» **EXERCISE BRIEF**
Write out exactly the lines running from the one with "Type out the text in this image." to the end of the data, including both of those lines and excluding pictures.

Data entries
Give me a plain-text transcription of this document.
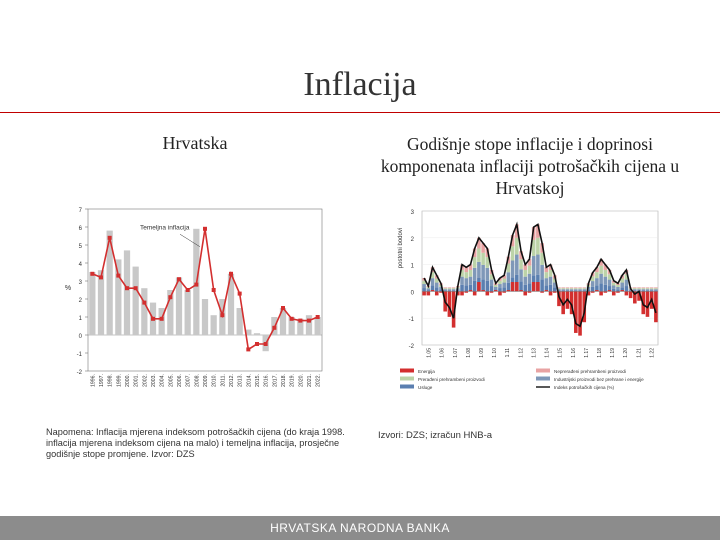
Inflacija
Hrvatska	Godišnje stope inflacije i doprinosi komponenata inflaciji potrošačkih cijena u Hrvatskoj
-2
-1
0
1
2
3
4
5
6
7
%
Temeljna inflacija
1996. 1997. 1998. 1999. 2000. 2001. 2002. 2003. 2004. 2005. 2006. 2007. 2008. 2009. 2010. 2011. 2012. 2013. 2014. 2015. 2016. 2017. 2018. 2019. 2020. 2021. 2022.
3
2
1
0
-1
-2
postotni bodovi
1.05 1.06 1.07 1.08 1.09 1.10 1.11 1.12 1.13 1.14 1.15 1.16 1.17 1.18 1.19 1.20 1.21 1.22
Energija
Prerađeni prehrambeni proizvodi
Usluge
Neprerađeni prehrambeni proizvodi
Industrijski proizvodi bez prehrane i energije
Indeks potrošačkih cijena (%)
Napomena: Inflacija mjerena indeksom potrošačkih cijena (do kraja 1998. inflacija mjerena indeksom cijena na malo) i temeljna inflacija, prosječne godišnje stope promjene. Izvor: DZS
Izvori: DZS; izračun HNB-a
HRVATSKA NARODNA BANKA
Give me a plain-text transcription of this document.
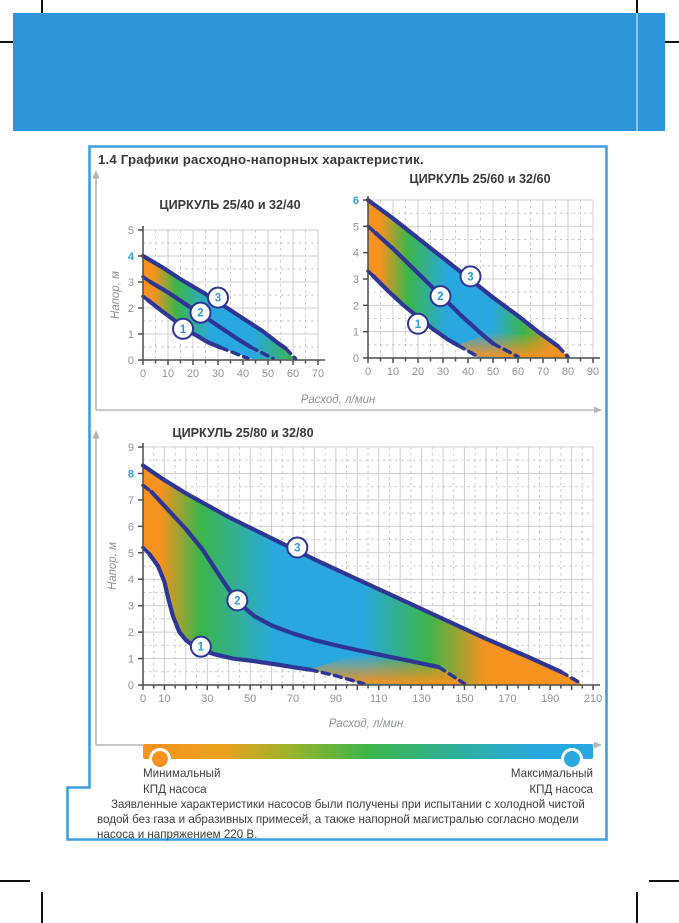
1.4 Графики расходно-напорных характеристик.
Расход, л/мин
0 10 20 30 40 50 60 70
0
1
2
3
4
5
1
2
3
ЦИРКУЛЬ 25/40 и 32/40
Напор, м
0 10 20 30 40 50 60 70 80 90
0
1
2
3
4
5
6
1
2
3
ЦИРКУЛЬ 25/60 и 32/60
0 10	30	50	70	90	110 130 150 170 190 210
0
1
2
3
4
5
6
7
8
9
1
2
3
ЦИРКУЛЬ 25/80 и 32/80
Напор, м
Расход, л/мин
Минимальный
КПД насоса
Максимальный
КПД насоса

Заявленные характеристики насосов были получены при испытании с холодной чистой водой без газа и абразивных примесей, а также напорной магистралью согласно модели насоса и напряжением 220 В.
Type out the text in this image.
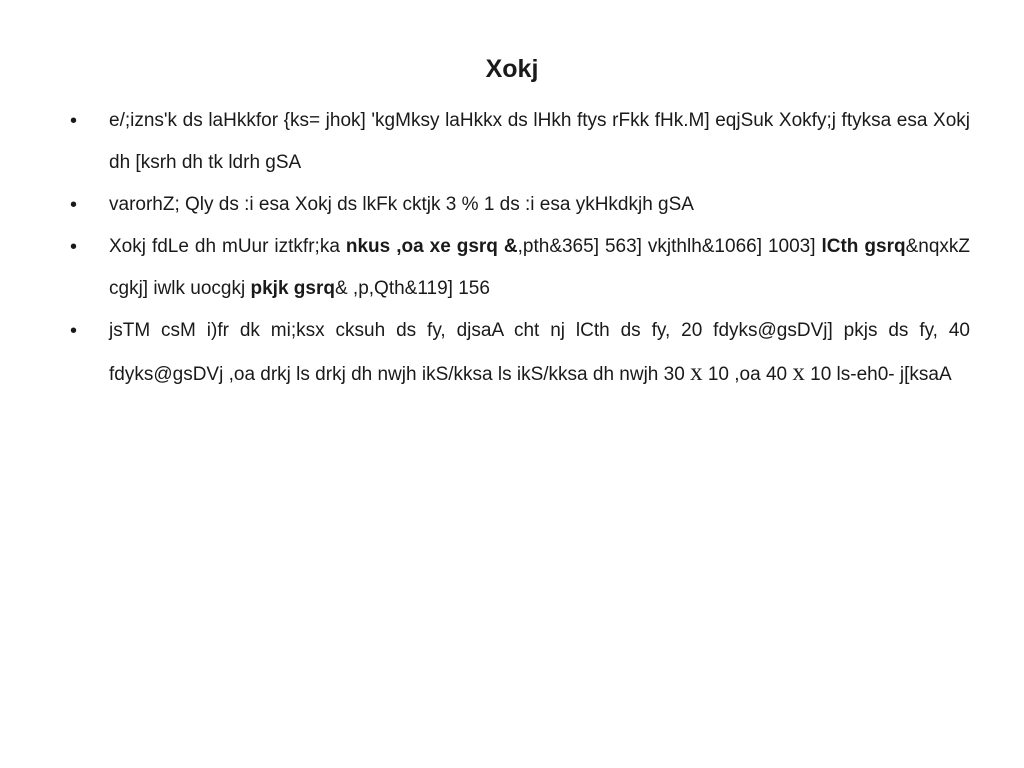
Xokj
• e/;izns'k ds laHkkfor {ks= jhok] 'kgMksy laHkkx ds lHkh ftys rFkk fHk.M] eqjSuk Xokfy;j ftyksa esa Xokj dh [ksrh dh tk ldrh gSA
• varorhZ; Qly ds :i esa Xokj ds lkFk cktjk 3 % 1 ds :i esa ykHkdkjh gSA
• Xokj fdLe dh mUur iztkfr;ka nkus ,oa xe gsrq &,pth&365] 563] vkjthlh&1066] 1003] lCth gsrq&nqxkZ cgkj] iwlk uocgkj pkjk gsrq& ,p,Qth&119] 156
• jsTM csM i)fr dk mi;ksx cksuh ds fy, djsaA cht nj lCth ds fy, 20 fdyks@gsDVj] pkjs ds fy, 40 fdyks@gsDVj ,oa drkj ls drkj dh nwjh ikS/kksa ls ikS/kksa dh nwjh 30 x 10 ,oa 40 x 10 ls-eh0- j[ksaA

» **RESPONSE TO THE EXERCISE**
Type out the text in this image.
Xokj
• e/;izns'k ds laHkkfor {ks= jhok] 'kgMksy laHkkx ds lHkh ftys rFkk fHk.M] eqjSuk Xokfy;j ftyksa esa Xokj dh [ksrh dh tk ldrh gSA
• varorhZ; Qly ds :i esa Xokj ds lkFk cktjk 3 % 1 ds :i esa ykHkdkjh gSA
• Xokj fdLe dh mUur iztkfr;ka nkus ,oa xe gsrq &,pth&365] 563] vkjthlh&1066] 1003] lCth gsrq&nqxkZ cgkj] iwlk uocgkj pkjk gsrq& ,p,Qth&119] 156
• jsTM csM i)fr dk mi;ksx cksuh ds fy, djsaA cht nj lCth ds fy, 20 fdyks@gsDVj] pkjs ds fy, 40 fdyks@gsDVj ,oa drkj ls drkj dh nwjh ikS/kksa ls ikS/kksa dh nwjh 30 x 10 ,oa 40 x 10 ls-eh0- j[ksaA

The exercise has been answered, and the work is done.